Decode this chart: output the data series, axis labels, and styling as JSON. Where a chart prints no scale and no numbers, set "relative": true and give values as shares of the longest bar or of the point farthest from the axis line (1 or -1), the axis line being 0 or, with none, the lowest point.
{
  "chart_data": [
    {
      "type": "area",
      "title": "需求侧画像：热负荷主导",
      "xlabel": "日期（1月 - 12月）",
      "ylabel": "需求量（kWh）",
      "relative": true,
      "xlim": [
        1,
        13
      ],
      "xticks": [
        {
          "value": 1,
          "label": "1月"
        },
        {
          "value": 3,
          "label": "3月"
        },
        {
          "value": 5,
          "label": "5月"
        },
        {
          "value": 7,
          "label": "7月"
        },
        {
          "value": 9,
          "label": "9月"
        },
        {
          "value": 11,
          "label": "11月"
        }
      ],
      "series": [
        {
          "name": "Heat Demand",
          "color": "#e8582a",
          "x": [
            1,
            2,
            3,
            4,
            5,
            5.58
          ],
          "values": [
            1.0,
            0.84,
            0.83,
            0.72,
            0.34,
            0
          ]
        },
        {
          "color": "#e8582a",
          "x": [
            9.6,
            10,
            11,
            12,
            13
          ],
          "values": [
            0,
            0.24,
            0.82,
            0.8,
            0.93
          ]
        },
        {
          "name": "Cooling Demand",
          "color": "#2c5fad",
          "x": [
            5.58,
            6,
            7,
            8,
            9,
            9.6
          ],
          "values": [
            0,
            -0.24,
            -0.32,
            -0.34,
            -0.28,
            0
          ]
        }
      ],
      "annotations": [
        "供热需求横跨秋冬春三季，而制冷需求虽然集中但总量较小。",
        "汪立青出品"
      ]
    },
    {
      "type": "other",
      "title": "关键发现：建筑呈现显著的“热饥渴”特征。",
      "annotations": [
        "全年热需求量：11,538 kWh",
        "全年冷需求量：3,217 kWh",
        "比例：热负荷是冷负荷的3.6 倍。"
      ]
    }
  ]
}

§ **WHAT YOU NEED TO DO**
Your task is to print the whole listing again exactly.

§ **RESPONSE**
Decode this chart: output the data series, axis labels, and styling as JSON. Where a chart prints no scale and no numbers, set "relative": true and give values as shares of the longest bar or of the point farthest from the axis line (1 or -1), the axis line being 0 or, with none, the lowest point.
{
  "chart_data": [
    {
      "type": "area",
      "title": "需求侧画像：热负荷主导",
      "xlabel": "日期（1月 - 12月）",
      "ylabel": "需求量（kWh）",
      "relative": true,
      "xlim": [
        1,
        13
      ],
      "xticks": [
        {
          "value": 1,
          "label": "1月"
        },
        {
          "value": 3,
          "label": "3月"
        },
        {
          "value": 5,
          "label": "5月"
        },
        {
          "value": 7,
          "label": "7月"
        },
        {
          "value": 9,
          "label": "9月"
        },
        {
          "value": 11,
          "label": "11月"
        }
      ],
      "series": [
        {
          "name": "Heat Demand",
          "color": "#e8582a",
          "x": [
            1,
            2,
            3,
            4,
            5,
            5.58
          ],
          "values": [
            1.0,
            0.84,
            0.83,
            0.72,
            0.34,
            0
          ]
        },
        {
          "color": "#e8582a",
          "x": [
            9.6,
            10,
            11,
            12,
            13
          ],
          "values": [
            0,
            0.24,
            0.82,
            0.8,
            0.93
          ]
        },
        {
          "name": "Cooling Demand",
          "color": "#2c5fad",
          "x": [
            5.58,
            6,
            7,
            8,
            9,
            9.6
          ],
          "values": [
            0,
            -0.24,
            -0.32,
            -0.34,
            -0.28,
            0
          ]
        }
      ],
      "annotations": [
        "供热需求横跨秋冬春三季，而制冷需求虽然集中但总量较小。",
        "汪立青出品"
      ]
    },
    {
      "type": "other",
      "title": "关键发现：建筑呈现显著的“热饥渴”特征。",
      "annotations": [
        "全年热需求量：11,538 kWh",
        "全年冷需求量：3,217 kWh",
        "比例：热负荷是冷负荷的3.6 倍。"
      ]
    }
  ]
}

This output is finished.